--- Begin Materials provided ---

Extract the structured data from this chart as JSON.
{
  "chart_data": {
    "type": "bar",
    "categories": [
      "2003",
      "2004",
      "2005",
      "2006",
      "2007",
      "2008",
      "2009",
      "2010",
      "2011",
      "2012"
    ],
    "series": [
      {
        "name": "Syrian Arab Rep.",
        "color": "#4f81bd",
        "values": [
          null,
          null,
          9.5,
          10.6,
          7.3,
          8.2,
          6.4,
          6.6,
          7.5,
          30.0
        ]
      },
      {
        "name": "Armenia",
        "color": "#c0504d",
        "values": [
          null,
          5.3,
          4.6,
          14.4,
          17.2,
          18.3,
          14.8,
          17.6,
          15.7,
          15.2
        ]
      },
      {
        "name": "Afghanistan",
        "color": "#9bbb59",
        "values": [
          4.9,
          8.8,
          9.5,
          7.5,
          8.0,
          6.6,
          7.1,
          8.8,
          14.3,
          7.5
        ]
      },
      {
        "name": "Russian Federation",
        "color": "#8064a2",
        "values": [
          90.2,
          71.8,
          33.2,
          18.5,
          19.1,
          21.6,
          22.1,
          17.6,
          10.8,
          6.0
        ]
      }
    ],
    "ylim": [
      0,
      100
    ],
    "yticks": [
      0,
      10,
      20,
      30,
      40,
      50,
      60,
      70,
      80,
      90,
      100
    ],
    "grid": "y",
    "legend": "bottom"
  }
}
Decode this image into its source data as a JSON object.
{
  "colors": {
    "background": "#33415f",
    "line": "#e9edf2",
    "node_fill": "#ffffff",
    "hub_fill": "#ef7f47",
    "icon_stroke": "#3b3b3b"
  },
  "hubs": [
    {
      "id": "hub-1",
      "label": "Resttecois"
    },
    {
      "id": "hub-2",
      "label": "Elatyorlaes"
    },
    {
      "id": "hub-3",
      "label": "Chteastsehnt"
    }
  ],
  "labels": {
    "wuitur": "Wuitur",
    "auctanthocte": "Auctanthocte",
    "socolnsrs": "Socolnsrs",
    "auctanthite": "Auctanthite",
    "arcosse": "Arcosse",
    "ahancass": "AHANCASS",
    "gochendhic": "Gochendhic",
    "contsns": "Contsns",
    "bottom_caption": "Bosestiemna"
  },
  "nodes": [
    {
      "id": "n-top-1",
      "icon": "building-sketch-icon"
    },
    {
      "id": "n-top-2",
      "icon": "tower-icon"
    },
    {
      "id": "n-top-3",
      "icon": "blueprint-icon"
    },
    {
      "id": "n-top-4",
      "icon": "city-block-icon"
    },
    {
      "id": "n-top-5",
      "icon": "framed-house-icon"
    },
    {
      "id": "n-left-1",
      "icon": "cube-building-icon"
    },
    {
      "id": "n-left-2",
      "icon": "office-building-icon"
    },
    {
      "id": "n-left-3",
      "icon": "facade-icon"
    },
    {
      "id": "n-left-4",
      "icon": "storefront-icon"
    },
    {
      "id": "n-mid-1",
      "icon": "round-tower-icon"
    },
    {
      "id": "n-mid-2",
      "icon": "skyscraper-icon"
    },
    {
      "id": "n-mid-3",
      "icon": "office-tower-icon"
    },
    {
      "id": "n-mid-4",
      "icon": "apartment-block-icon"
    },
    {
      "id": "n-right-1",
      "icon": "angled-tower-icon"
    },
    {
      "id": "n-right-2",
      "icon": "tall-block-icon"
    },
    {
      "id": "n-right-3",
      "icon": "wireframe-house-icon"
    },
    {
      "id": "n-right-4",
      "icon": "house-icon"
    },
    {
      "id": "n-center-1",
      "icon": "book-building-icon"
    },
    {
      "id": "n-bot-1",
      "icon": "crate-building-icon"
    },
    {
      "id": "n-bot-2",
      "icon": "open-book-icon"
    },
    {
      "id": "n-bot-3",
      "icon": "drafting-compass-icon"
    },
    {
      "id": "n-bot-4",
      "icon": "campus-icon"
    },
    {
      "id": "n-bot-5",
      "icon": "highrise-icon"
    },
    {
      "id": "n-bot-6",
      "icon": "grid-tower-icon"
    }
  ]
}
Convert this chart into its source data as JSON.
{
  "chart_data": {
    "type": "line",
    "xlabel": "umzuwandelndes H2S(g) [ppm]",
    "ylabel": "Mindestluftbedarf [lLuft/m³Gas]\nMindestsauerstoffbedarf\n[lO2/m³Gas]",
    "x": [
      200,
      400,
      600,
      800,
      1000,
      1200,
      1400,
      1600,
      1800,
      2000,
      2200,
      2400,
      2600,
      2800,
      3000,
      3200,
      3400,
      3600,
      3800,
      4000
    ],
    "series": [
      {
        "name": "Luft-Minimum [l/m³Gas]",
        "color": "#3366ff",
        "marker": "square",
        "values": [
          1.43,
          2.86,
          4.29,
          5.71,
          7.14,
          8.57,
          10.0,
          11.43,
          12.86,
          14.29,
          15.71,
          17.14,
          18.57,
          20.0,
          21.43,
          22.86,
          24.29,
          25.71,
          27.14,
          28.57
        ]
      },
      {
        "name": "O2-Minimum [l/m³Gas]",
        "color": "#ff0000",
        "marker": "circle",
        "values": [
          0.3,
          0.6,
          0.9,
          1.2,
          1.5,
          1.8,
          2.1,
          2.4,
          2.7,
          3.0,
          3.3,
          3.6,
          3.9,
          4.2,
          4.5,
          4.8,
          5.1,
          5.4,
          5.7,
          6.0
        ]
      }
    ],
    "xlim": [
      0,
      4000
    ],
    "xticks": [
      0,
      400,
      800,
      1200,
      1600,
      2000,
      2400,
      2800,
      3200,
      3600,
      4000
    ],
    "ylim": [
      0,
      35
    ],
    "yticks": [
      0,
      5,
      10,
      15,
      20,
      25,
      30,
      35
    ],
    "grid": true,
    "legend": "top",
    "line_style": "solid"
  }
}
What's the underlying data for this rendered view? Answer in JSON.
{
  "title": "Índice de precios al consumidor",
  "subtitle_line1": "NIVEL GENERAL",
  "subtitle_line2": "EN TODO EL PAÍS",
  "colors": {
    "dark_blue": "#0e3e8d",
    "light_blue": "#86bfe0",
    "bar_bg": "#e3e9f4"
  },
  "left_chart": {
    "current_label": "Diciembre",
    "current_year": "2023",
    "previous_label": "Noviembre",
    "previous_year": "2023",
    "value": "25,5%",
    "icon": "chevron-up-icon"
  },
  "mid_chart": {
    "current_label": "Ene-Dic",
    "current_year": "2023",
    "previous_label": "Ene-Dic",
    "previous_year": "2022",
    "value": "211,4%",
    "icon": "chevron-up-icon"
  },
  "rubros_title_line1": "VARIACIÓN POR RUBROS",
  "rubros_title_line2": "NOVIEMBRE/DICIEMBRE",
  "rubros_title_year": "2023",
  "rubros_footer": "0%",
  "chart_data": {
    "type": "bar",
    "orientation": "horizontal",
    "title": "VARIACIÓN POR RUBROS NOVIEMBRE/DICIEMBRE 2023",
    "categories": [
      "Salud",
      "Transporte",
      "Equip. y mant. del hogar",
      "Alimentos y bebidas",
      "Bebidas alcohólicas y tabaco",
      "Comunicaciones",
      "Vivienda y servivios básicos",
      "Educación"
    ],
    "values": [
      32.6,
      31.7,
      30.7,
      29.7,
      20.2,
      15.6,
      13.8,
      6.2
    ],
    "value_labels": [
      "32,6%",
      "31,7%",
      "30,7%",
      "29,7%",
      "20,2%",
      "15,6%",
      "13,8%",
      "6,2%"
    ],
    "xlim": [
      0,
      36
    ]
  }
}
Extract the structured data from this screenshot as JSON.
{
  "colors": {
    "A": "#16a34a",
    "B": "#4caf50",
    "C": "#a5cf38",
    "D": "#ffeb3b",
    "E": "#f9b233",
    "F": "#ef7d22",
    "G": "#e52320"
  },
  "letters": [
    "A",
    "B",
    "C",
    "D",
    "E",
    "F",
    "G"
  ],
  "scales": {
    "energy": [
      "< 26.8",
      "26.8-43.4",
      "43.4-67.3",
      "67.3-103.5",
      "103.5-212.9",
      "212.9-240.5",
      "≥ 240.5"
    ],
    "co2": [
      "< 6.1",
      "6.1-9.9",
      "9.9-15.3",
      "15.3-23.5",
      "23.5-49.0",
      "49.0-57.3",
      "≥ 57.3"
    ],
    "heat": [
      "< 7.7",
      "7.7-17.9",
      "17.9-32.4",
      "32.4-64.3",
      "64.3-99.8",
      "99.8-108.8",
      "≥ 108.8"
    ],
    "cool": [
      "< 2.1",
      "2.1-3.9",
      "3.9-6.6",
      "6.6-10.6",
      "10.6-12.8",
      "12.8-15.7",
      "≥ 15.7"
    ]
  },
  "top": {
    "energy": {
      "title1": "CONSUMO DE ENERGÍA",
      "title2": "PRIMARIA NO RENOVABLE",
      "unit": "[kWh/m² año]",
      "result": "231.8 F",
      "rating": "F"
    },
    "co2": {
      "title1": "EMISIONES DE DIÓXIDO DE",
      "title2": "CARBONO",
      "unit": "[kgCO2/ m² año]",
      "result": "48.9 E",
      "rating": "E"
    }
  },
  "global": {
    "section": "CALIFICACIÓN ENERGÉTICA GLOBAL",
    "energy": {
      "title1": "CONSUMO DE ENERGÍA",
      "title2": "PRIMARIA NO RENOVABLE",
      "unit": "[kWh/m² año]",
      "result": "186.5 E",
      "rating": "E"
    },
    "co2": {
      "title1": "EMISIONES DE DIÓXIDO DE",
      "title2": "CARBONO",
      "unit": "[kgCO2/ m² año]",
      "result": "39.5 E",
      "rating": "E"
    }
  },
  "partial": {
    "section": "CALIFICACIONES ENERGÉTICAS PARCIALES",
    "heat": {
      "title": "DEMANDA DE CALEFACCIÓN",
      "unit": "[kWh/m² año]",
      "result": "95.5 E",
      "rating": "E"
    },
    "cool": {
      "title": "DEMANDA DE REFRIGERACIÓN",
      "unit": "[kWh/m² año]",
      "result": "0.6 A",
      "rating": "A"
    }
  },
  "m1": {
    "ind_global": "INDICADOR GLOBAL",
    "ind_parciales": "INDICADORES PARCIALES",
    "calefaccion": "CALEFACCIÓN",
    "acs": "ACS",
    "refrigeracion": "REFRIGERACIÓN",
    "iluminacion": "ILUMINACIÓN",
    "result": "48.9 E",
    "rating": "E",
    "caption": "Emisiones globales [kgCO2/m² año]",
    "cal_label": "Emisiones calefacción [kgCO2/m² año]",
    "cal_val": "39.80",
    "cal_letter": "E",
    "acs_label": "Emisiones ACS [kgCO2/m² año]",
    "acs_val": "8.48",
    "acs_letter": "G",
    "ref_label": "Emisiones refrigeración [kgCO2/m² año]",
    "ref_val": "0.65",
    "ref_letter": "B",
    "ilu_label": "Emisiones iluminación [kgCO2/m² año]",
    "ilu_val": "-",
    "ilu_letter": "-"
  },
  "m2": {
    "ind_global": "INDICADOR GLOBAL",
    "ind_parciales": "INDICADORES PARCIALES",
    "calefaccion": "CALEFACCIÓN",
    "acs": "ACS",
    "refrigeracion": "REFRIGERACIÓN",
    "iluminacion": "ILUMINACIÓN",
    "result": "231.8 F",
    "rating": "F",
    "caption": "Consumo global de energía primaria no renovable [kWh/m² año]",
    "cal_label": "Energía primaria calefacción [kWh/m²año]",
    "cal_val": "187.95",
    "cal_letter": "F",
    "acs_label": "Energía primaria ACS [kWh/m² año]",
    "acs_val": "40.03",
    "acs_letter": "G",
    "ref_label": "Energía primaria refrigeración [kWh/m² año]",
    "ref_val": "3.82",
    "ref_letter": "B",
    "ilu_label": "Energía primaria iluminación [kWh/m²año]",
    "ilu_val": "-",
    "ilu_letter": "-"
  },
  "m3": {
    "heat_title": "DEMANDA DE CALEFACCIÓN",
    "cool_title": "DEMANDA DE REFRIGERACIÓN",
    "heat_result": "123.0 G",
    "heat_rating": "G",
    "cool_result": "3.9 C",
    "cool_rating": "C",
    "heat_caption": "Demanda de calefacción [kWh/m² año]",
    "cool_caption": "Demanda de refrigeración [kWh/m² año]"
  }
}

--- End Materials provided ---

Instruction: Lines containing the string "grid" should be counted; reply with their number and nothing more.

Final result: 3